(A block of data)
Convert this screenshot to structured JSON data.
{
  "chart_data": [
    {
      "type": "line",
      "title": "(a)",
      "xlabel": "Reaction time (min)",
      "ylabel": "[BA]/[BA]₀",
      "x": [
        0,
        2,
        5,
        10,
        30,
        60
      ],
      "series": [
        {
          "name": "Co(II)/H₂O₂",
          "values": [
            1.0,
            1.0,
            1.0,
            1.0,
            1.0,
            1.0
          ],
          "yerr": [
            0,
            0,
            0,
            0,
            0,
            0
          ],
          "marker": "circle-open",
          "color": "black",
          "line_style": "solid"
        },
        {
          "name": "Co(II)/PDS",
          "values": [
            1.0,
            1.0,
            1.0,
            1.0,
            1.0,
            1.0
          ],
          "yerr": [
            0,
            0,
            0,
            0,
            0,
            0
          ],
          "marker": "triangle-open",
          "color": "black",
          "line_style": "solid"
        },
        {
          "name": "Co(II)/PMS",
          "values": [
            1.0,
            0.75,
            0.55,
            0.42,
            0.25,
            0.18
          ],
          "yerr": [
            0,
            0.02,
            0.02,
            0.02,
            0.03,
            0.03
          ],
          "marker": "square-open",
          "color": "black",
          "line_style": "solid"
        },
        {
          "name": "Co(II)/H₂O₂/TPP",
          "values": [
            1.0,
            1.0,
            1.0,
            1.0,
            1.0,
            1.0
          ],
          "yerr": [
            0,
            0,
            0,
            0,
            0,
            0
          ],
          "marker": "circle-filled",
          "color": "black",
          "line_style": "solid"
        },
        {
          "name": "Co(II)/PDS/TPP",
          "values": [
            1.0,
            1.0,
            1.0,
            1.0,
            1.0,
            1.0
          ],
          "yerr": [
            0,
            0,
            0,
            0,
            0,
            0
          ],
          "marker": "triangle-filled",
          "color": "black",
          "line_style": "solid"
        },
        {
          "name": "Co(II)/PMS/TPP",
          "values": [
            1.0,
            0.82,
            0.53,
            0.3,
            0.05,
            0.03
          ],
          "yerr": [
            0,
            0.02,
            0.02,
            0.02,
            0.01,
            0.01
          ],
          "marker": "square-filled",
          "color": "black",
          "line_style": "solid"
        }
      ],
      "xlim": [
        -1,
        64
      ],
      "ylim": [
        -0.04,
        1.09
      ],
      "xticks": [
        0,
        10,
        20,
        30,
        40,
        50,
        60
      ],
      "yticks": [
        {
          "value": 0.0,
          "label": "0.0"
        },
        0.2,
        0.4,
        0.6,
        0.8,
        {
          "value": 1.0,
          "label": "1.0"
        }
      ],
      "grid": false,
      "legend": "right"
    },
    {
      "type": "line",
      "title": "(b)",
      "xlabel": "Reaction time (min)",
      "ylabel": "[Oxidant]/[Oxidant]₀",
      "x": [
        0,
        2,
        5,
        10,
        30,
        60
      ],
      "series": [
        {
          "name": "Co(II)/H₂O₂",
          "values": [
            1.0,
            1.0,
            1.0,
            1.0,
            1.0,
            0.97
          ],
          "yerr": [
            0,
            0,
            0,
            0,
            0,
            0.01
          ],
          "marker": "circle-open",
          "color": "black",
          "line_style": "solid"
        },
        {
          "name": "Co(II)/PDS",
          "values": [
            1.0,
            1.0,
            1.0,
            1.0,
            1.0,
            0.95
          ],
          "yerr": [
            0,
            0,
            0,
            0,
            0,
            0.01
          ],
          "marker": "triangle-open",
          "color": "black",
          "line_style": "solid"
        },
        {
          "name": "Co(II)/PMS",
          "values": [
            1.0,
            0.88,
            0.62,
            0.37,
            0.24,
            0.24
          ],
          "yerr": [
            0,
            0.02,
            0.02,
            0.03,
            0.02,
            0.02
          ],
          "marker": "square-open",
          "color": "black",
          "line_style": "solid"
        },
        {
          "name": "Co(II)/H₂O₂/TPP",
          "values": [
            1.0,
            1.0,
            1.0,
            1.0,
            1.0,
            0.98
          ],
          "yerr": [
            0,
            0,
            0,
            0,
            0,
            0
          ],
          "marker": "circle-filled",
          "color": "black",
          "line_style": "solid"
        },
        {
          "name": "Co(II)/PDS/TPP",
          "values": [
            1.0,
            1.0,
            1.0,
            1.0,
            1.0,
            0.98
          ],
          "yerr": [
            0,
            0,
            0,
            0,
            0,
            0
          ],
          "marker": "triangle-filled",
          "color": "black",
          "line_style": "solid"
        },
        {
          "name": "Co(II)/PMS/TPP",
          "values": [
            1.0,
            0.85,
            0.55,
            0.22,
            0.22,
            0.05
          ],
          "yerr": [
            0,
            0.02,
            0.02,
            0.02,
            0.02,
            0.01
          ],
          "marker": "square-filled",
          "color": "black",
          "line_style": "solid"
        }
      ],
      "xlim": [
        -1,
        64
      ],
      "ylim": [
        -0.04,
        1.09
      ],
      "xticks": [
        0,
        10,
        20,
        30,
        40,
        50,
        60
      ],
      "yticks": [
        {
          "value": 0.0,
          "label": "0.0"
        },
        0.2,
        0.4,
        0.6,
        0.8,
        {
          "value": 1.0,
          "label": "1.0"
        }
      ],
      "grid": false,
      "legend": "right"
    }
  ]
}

■ TASK OBJECTIVE ■
Copy every record exactly, with nothing added or dropped.

■ ANSWER TO THE TASK ■
Convert this screenshot to structured JSON data.
{
  "chart_data": [
    {
      "type": "line",
      "title": "(a)",
      "xlabel": "Reaction time (min)",
      "ylabel": "[BA]/[BA]₀",
      "x": [
        0,
        2,
        5,
        10,
        30,
        60
      ],
      "series": [
        {
          "name": "Co(II)/H₂O₂",
          "values": [
            1.0,
            1.0,
            1.0,
            1.0,
            1.0,
            1.0
          ],
          "yerr": [
            0,
            0,
            0,
            0,
            0,
            0
          ],
          "marker": "circle-open",
          "color": "black",
          "line_style": "solid"
        },
        {
          "name": "Co(II)/PDS",
          "values": [
            1.0,
            1.0,
            1.0,
            1.0,
            1.0,
            1.0
          ],
          "yerr": [
            0,
            0,
            0,
            0,
            0,
            0
          ],
          "marker": "triangle-open",
          "color": "black",
          "line_style": "solid"
        },
        {
          "name": "Co(II)/PMS",
          "values": [
            1.0,
            0.75,
            0.55,
            0.42,
            0.25,
            0.18
          ],
          "yerr": [
            0,
            0.02,
            0.02,
            0.02,
            0.03,
            0.03
          ],
          "marker": "square-open",
          "color": "black",
          "line_style": "solid"
        },
        {
          "name": "Co(II)/H₂O₂/TPP",
          "values": [
            1.0,
            1.0,
            1.0,
            1.0,
            1.0,
            1.0
          ],
          "yerr": [
            0,
            0,
            0,
            0,
            0,
            0
          ],
          "marker": "circle-filled",
          "color": "black",
          "line_style": "solid"
        },
        {
          "name": "Co(II)/PDS/TPP",
          "values": [
            1.0,
            1.0,
            1.0,
            1.0,
            1.0,
            1.0
          ],
          "yerr": [
            0,
            0,
            0,
            0,
            0,
            0
          ],
          "marker": "triangle-filled",
          "color": "black",
          "line_style": "solid"
        },
        {
          "name": "Co(II)/PMS/TPP",
          "values": [
            1.0,
            0.82,
            0.53,
            0.3,
            0.05,
            0.03
          ],
          "yerr": [
            0,
            0.02,
            0.02,
            0.02,
            0.01,
            0.01
          ],
          "marker": "square-filled",
          "color": "black",
          "line_style": "solid"
        }
      ],
      "xlim": [
        -1,
        64
      ],
      "ylim": [
        -0.04,
        1.09
      ],
      "xticks": [
        0,
        10,
        20,
        30,
        40,
        50,
        60
      ],
      "yticks": [
        {
          "value": 0.0,
          "label": "0.0"
        },
        0.2,
        0.4,
        0.6,
        0.8,
        {
          "value": 1.0,
          "label": "1.0"
        }
      ],
      "grid": false,
      "legend": "right"
    },
    {
      "type": "line",
      "title": "(b)",
      "xlabel": "Reaction time (min)",
      "ylabel": "[Oxidant]/[Oxidant]₀",
      "x": [
        0,
        2,
        5,
        10,
        30,
        60
      ],
      "series": [
        {
          "name": "Co(II)/H₂O₂",
          "values": [
            1.0,
            1.0,
            1.0,
            1.0,
            1.0,
            0.97
          ],
          "yerr": [
            0,
            0,
            0,
            0,
            0,
            0.01
          ],
          "marker": "circle-open",
          "color": "black",
          "line_style": "solid"
        },
        {
          "name": "Co(II)/PDS",
          "values": [
            1.0,
            1.0,
            1.0,
            1.0,
            1.0,
            0.95
          ],
          "yerr": [
            0,
            0,
            0,
            0,
            0,
            0.01
          ],
          "marker": "triangle-open",
          "color": "black",
          "line_style": "solid"
        },
        {
          "name": "Co(II)/PMS",
          "values": [
            1.0,
            0.88,
            0.62,
            0.37,
            0.24,
            0.24
          ],
          "yerr": [
            0,
            0.02,
            0.02,
            0.03,
            0.02,
            0.02
          ],
          "marker": "square-open",
          "color": "black",
          "line_style": "solid"
        },
        {
          "name": "Co(II)/H₂O₂/TPP",
          "values": [
            1.0,
            1.0,
            1.0,
            1.0,
            1.0,
            0.98
          ],
          "yerr": [
            0,
            0,
            0,
            0,
            0,
            0
          ],
          "marker": "circle-filled",
          "color": "black",
          "line_style": "solid"
        },
        {
          "name": "Co(II)/PDS/TPP",
          "values": [
            1.0,
            1.0,
            1.0,
            1.0,
            1.0,
            0.98
          ],
          "yerr": [
            0,
            0,
            0,
            0,
            0,
            0
          ],
          "marker": "triangle-filled",
          "color": "black",
          "line_style": "solid"
        },
        {
          "name": "Co(II)/PMS/TPP",
          "values": [
            1.0,
            0.85,
            0.55,
            0.22,
            0.22,
            0.05
          ],
          "yerr": [
            0,
            0.02,
            0.02,
            0.02,
            0.02,
            0.01
          ],
          "marker": "square-filled",
          "color": "black",
          "line_style": "solid"
        }
      ],
      "xlim": [
        -1,
        64
      ],
      "ylim": [
        -0.04,
        1.09
      ],
      "xticks": [
        0,
        10,
        20,
        30,
        40,
        50,
        60
      ],
      "yticks": [
        {
          "value": 0.0,
          "label": "0.0"
        },
        0.2,
        0.4,
        0.6,
        0.8,
        {
          "value": 1.0,
          "label": "1.0"
        }
      ],
      "grid": false,
      "legend": "right"
    }
  ]
}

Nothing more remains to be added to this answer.